GIVEN TASK:
Copy out each line below that has the word "月箱包和鞋靴出口增速拐头上行" in it.

===============

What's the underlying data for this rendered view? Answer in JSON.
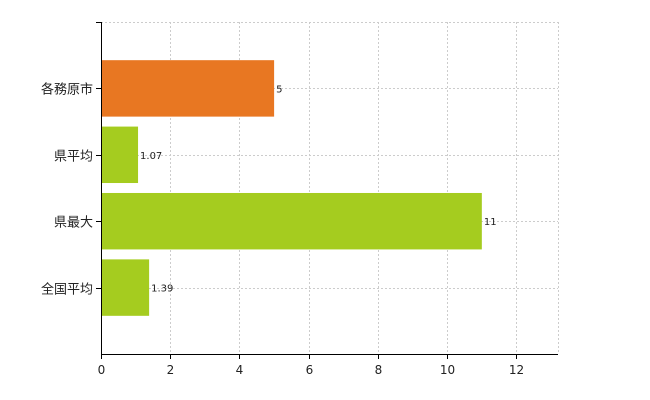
{
  "chart_data": {
    "type": "bar",
    "orientation": "horizontal",
    "categories": [
      "各務原市",
      "県平均",
      "県最大",
      "全国平均"
    ],
    "values": [
      5,
      1.07,
      11,
      1.39
    ],
    "value_labels": [
      "5",
      "1.07",
      "11",
      "1.39"
    ],
    "bar_colors": [
      "#E87722",
      "#A5CC1F",
      "#A5CC1F",
      "#A5CC1F"
    ],
    "xlim": [
      0,
      13.2
    ],
    "xticks": [
      0,
      2,
      4,
      6,
      8,
      10,
      12
    ],
    "xtick_labels": [
      "0",
      "2",
      "4",
      "6",
      "8",
      "10",
      "12"
    ],
    "grid": true,
    "grid_color": "#cccccc",
    "axis_color": "#000000",
    "title": "",
    "xlabel": "",
    "ylabel": ""
  }
}
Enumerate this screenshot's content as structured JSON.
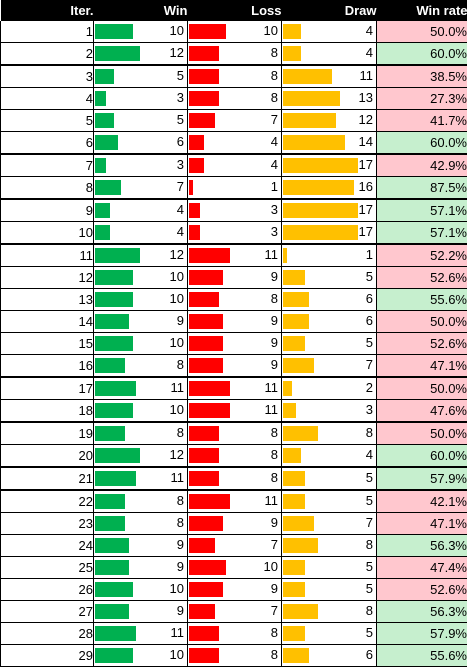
{
  "headers": {
    "iter": "Iter.",
    "win": "Win",
    "loss": "Loss",
    "draw": "Draw",
    "win_rate": "Win rate"
  },
  "colors": {
    "win_bar": "#00b050",
    "loss_bar": "#ff0000",
    "draw_bar": "#ffc000",
    "rate_high": "#c6efce",
    "rate_low": "#ffc7ce"
  },
  "rows": [
    {
      "iter": "1",
      "win": "10",
      "loss": "10",
      "draw": "4",
      "rate": "50.0%",
      "good": false,
      "thick": false
    },
    {
      "iter": "2",
      "win": "12",
      "loss": "8",
      "draw": "4",
      "rate": "60.0%",
      "good": true,
      "thick": true
    },
    {
      "iter": "3",
      "win": "5",
      "loss": "8",
      "draw": "11",
      "rate": "38.5%",
      "good": false,
      "thick": false
    },
    {
      "iter": "4",
      "win": "3",
      "loss": "8",
      "draw": "13",
      "rate": "27.3%",
      "good": false,
      "thick": false
    },
    {
      "iter": "5",
      "win": "5",
      "loss": "7",
      "draw": "12",
      "rate": "41.7%",
      "good": false,
      "thick": false
    },
    {
      "iter": "6",
      "win": "6",
      "loss": "4",
      "draw": "14",
      "rate": "60.0%",
      "good": true,
      "thick": true
    },
    {
      "iter": "7",
      "win": "3",
      "loss": "4",
      "draw": "17",
      "rate": "42.9%",
      "good": false,
      "thick": false
    },
    {
      "iter": "8",
      "win": "7",
      "loss": "1",
      "draw": "16",
      "rate": "87.5%",
      "good": true,
      "thick": true
    },
    {
      "iter": "9",
      "win": "4",
      "loss": "3",
      "draw": "17",
      "rate": "57.1%",
      "good": true,
      "thick": false
    },
    {
      "iter": "10",
      "win": "4",
      "loss": "3",
      "draw": "17",
      "rate": "57.1%",
      "good": true,
      "thick": true
    },
    {
      "iter": "11",
      "win": "12",
      "loss": "11",
      "draw": "1",
      "rate": "52.2%",
      "good": false,
      "thick": false
    },
    {
      "iter": "12",
      "win": "10",
      "loss": "9",
      "draw": "5",
      "rate": "52.6%",
      "good": false,
      "thick": false
    },
    {
      "iter": "13",
      "win": "10",
      "loss": "8",
      "draw": "6",
      "rate": "55.6%",
      "good": true,
      "thick": false
    },
    {
      "iter": "14",
      "win": "9",
      "loss": "9",
      "draw": "6",
      "rate": "50.0%",
      "good": false,
      "thick": false
    },
    {
      "iter": "15",
      "win": "10",
      "loss": "9",
      "draw": "5",
      "rate": "52.6%",
      "good": false,
      "thick": false
    },
    {
      "iter": "16",
      "win": "8",
      "loss": "9",
      "draw": "7",
      "rate": "47.1%",
      "good": false,
      "thick": true
    },
    {
      "iter": "17",
      "win": "11",
      "loss": "11",
      "draw": "2",
      "rate": "50.0%",
      "good": false,
      "thick": false
    },
    {
      "iter": "18",
      "win": "10",
      "loss": "11",
      "draw": "3",
      "rate": "47.6%",
      "good": false,
      "thick": true
    },
    {
      "iter": "19",
      "win": "8",
      "loss": "8",
      "draw": "8",
      "rate": "50.0%",
      "good": false,
      "thick": false
    },
    {
      "iter": "20",
      "win": "12",
      "loss": "8",
      "draw": "4",
      "rate": "60.0%",
      "good": true,
      "thick": true
    },
    {
      "iter": "21",
      "win": "11",
      "loss": "8",
      "draw": "5",
      "rate": "57.9%",
      "good": true,
      "thick": true
    },
    {
      "iter": "22",
      "win": "8",
      "loss": "11",
      "draw": "5",
      "rate": "42.1%",
      "good": false,
      "thick": false
    },
    {
      "iter": "23",
      "win": "8",
      "loss": "9",
      "draw": "7",
      "rate": "47.1%",
      "good": false,
      "thick": false
    },
    {
      "iter": "24",
      "win": "9",
      "loss": "7",
      "draw": "8",
      "rate": "56.3%",
      "good": true,
      "thick": false
    },
    {
      "iter": "25",
      "win": "9",
      "loss": "10",
      "draw": "5",
      "rate": "47.4%",
      "good": false,
      "thick": false
    },
    {
      "iter": "26",
      "win": "10",
      "loss": "9",
      "draw": "5",
      "rate": "52.6%",
      "good": false,
      "thick": false
    },
    {
      "iter": "27",
      "win": "9",
      "loss": "7",
      "draw": "8",
      "rate": "56.3%",
      "good": true,
      "thick": false
    },
    {
      "iter": "28",
      "win": "11",
      "loss": "8",
      "draw": "5",
      "rate": "57.9%",
      "good": true,
      "thick": false
    },
    {
      "iter": "29",
      "win": "10",
      "loss": "8",
      "draw": "6",
      "rate": "55.6%",
      "good": true,
      "thick": false
    }
  ]
}
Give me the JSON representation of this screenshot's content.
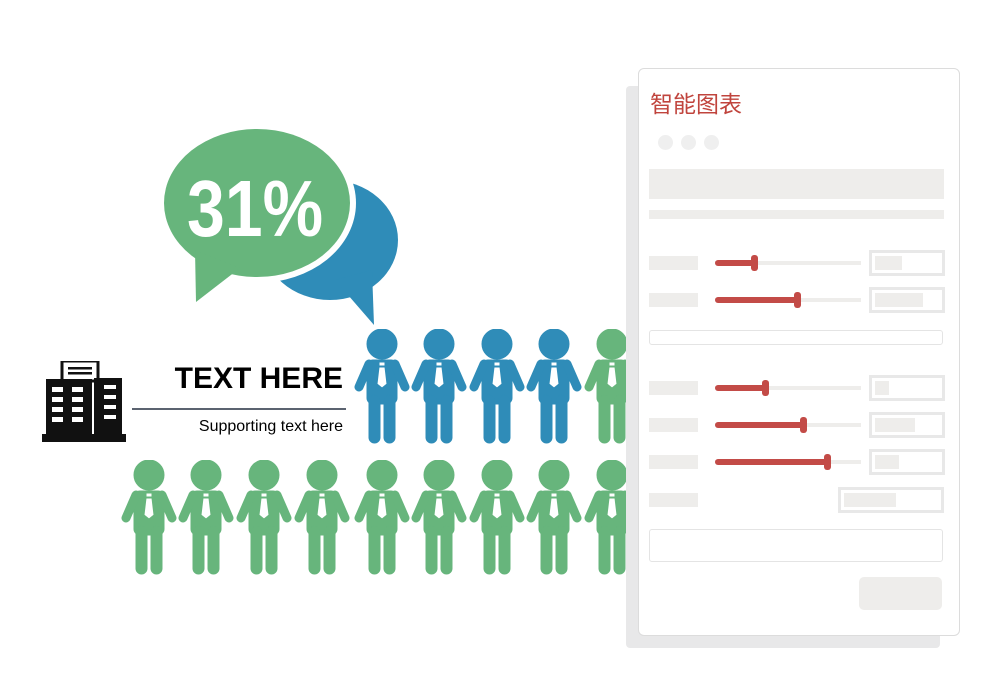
{
  "infographic": {
    "percent": "31%",
    "title": "TEXT HERE",
    "subtitle": "Supporting text here",
    "colors": {
      "green": "#67b57c",
      "blue": "#2f8cb8",
      "accent": "#c34b47"
    },
    "top_row": [
      "blue",
      "blue",
      "blue",
      "blue",
      "green"
    ],
    "bottom_row": [
      "green",
      "green",
      "green",
      "green",
      "green",
      "green",
      "green",
      "green",
      "green"
    ]
  },
  "panel": {
    "title": "智能图表",
    "sliders": [
      {
        "value_pct": 27
      },
      {
        "value_pct": 56
      },
      {
        "value_pct": 34
      },
      {
        "value_pct": 60
      },
      {
        "value_pct": 77
      }
    ]
  }
}
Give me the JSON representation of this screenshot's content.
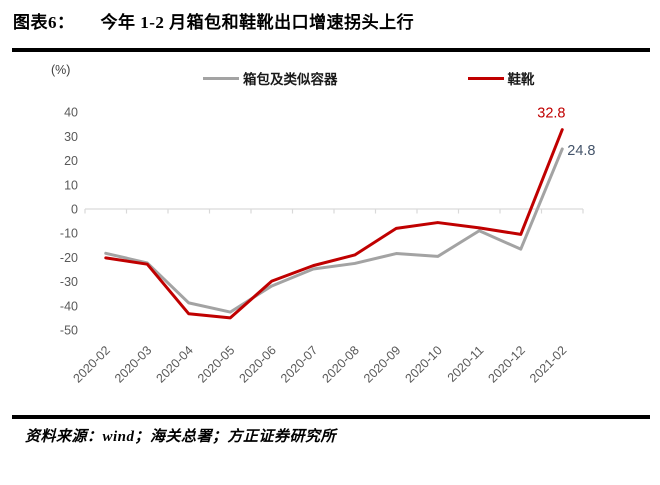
{
  "header": {
    "figure_label": "图表6：",
    "title": "今年 1-2 月箱包和鞋靴出口增速拐头上行"
  },
  "chart": {
    "unit_label": "(%)"
  },
  "chart_data": {
    "type": "line",
    "title": "今年 1-2 月箱包和鞋靴出口增速拐头上行",
    "categories": [
      "2020-02",
      "2020-03",
      "2020-04",
      "2020-05",
      "2020-06",
      "2020-07",
      "2020-08",
      "2020-09",
      "2020-10",
      "2020-11",
      "2020-12",
      "2021-02"
    ],
    "series": [
      {
        "name": "箱包及类似容器",
        "color": "#a3a3a3",
        "values": [
          -18.3,
          -22.3,
          -38.8,
          -42.6,
          -31.8,
          -24.8,
          -22.5,
          -18.4,
          -19.6,
          -9.0,
          -16.6,
          24.8
        ]
      },
      {
        "name": "鞋靴",
        "color": "#c00000",
        "values": [
          -20.2,
          -22.8,
          -43.3,
          -45.0,
          -29.8,
          -23.4,
          -19.0,
          -8.0,
          -5.6,
          -7.8,
          -10.5,
          32.8
        ]
      }
    ],
    "ylabel": "(%)",
    "ylim": [
      -50,
      40
    ],
    "yticks": [
      40,
      30,
      20,
      10,
      0,
      -10,
      -20,
      -30,
      -40,
      -50
    ],
    "grid": "zero-axis-only",
    "legend_position": "top",
    "axis_color": "#d9d9d9",
    "tick_label_color": "#595959",
    "end_labels": [
      {
        "series": "鞋靴",
        "text": "32.8",
        "color": "#c00000"
      },
      {
        "series": "箱包及类似容器",
        "text": "24.8",
        "color": "#44546a"
      }
    ]
  },
  "footer": {
    "source": "资料来源：wind；海关总署；方正证券研究所"
  }
}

===============

RESULT BELOW:
    "title": "今年 1-2 月箱包和鞋靴出口增速拐头上行"
    "title": "今年 1-2 月箱包和鞋靴出口增速拐头上行",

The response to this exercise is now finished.